- [The request]
Omit the images, then print each record below exactly as it reads.

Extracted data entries
#####
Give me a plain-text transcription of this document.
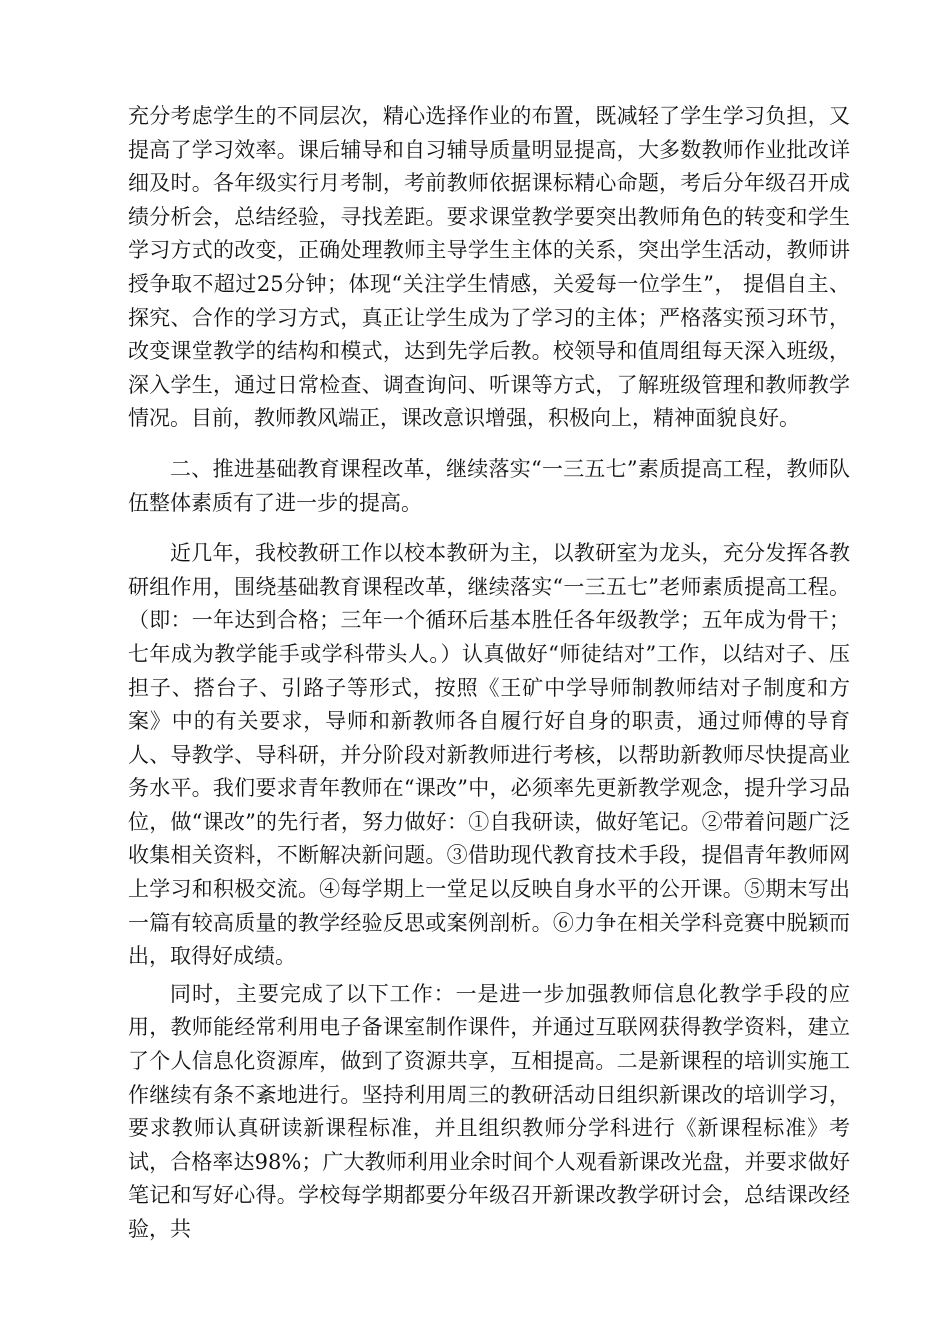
充分考虑学生的不同层次，精心选择作业的布置，既减轻了学生学习负担，又提高了学习效率。课后辅导和自习辅导质量明显提高，大多数教师作业批改详细及时。各年级实行月考制，考前教师依据课标精心命题，考后分年级召开成绩分析会，总结经验，寻找差距。要求课堂教学要突出教师角色的转变和学生学习方式的改变，正确处理教师主导学生主体的关系，突出学生活动，教师讲授争取不超过25分钟；体现“关注学生情感，关爱每一位学生”， 提倡自主、探究、合作的学习方式，真正让学生成为了学习的主体；严格落实预习环节，改变课堂教学的结构和模式，达到先学后教。校领导和值周组每天深入班级，深入学生，通过日常检查、调查询问、听课等方式，了解班级管理和教师教学情况。目前，教师教风端正，课改意识增强，积极向上，精神面貌良好。

二、推进基础教育课程改革，继续落实“一三五七”素质提高工程，教师队伍整体素质有了进一步的提高。

近几年，我校教研工作以校本教研为主，以教研室为龙头，充分发挥各教研组作用，围绕基础教育课程改革，继续落实“一三五七”老师素质提高工程。（即：一年达到合格；三年一个循环后基本胜任各年级教学；五年成为骨干；七年成为教学能手或学科带头人。）认真做好“师徒结对”工作，以结对子、压担子、搭台子、引路子等形式，按照《王矿中学导师制教师结对子制度和方案》中的有关要求，导师和新教师各自履行好自身的职责，通过师傅的导育人、导教学、导科研，并分阶段对新教师进行考核，以帮助新教师尽快提高业务水平。我们要求青年教师在“课改”中，必须率先更新教学观念，提升学习品位，做“课改”的先行者，努力做好：①自我研读，做好笔记。②带着问题广泛收集相关资料，不断解决新问题。③借助现代教育技术手段，提倡青年教师网上学习和积极交流。④每学期上一堂足以反映自身水平的公开课。⑤期末写出一篇有较高质量的教学经验反思或案例剖析。⑥力争在相关学科竞赛中脱颖而出，取得好成绩。

同时，主要完成了以下工作：一是进一步加强教师信息化教学手段的应用，教师能经常利用电子备课室制作课件，并通过互联网获得教学资料，建立了个人信息化资源库，做到了资源共享，互相提高。二是新课程的培训实施工作继续有条不紊地进行。坚持利用周三的教研活动日组织新课改的培训学习，要求教师认真研读新课程标准，并且组织教师分学科进行《新课程标准》考试，合格率达98%；广大教师利用业余时间个人观看新课改光盘，并要求做好笔记和写好心得。学校每学期都要分年级召开新课改教学研讨会，总结课改经验，共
#####
- [Worked answer]
Give me a plain-text transcription of this document.
充分考虑学生的不同层次，精心选择作业的布置，既减轻了学生学习负担，又提高了学习效率。课后辅导和自习辅导质量明显提高，大多数教师作业批改详细及时。各年级实行月考制，考前教师依据课标精心命题，考后分年级召开成绩分析会，总结经验，寻找差距。要求课堂教学要突出教师角色的转变和学生学习方式的改变，正确处理教师主导学生主体的关系，突出学生活动，教师讲授争取不超过25分钟；体现“关注学生情感，关爱每一位学生”， 提倡自主、探究、合作的学习方式，真正让学生成为了学习的主体；严格落实预习环节，改变课堂教学的结构和模式，达到先学后教。校领导和值周组每天深入班级，深入学生，通过日常检查、调查询问、听课等方式，了解班级管理和教师教学情况。目前，教师教风端正，课改意识增强，积极向上，精神面貌良好。

二、推进基础教育课程改革，继续落实“一三五七”素质提高工程，教师队伍整体素质有了进一步的提高。

近几年，我校教研工作以校本教研为主，以教研室为龙头，充分发挥各教研组作用，围绕基础教育课程改革，继续落实“一三五七”老师素质提高工程。（即：一年达到合格；三年一个循环后基本胜任各年级教学；五年成为骨干；七年成为教学能手或学科带头人。）认真做好“师徒结对”工作，以结对子、压担子、搭台子、引路子等形式，按照《王矿中学导师制教师结对子制度和方案》中的有关要求，导师和新教师各自履行好自身的职责，通过师傅的导育人、导教学、导科研，并分阶段对新教师进行考核，以帮助新教师尽快提高业务水平。我们要求青年教师在“课改”中，必须率先更新教学观念，提升学习品位，做“课改”的先行者，努力做好：①自我研读，做好笔记。②带着问题广泛收集相关资料，不断解决新问题。③借助现代教育技术手段，提倡青年教师网上学习和积极交流。④每学期上一堂足以反映自身水平的公开课。⑤期末写出一篇有较高质量的教学经验反思或案例剖析。⑥力争在相关学科竞赛中脱颖而出，取得好成绩。

同时，主要完成了以下工作：一是进一步加强教师信息化教学手段的应用，教师能经常利用电子备课室制作课件，并通过互联网获得教学资料，建立了个人信息化资源库，做到了资源共享，互相提高。二是新课程的培训实施工作继续有条不紊地进行。坚持利用周三的教研活动日组织新课改的培训学习，要求教师认真研读新课程标准，并且组织教师分学科进行《新课程标准》考试，合格率达98%；广大教师利用业余时间个人观看新课改光盘，并要求做好笔记和写好心得。学校每学期都要分年级召开新课改教学研讨会，总结课改经验，共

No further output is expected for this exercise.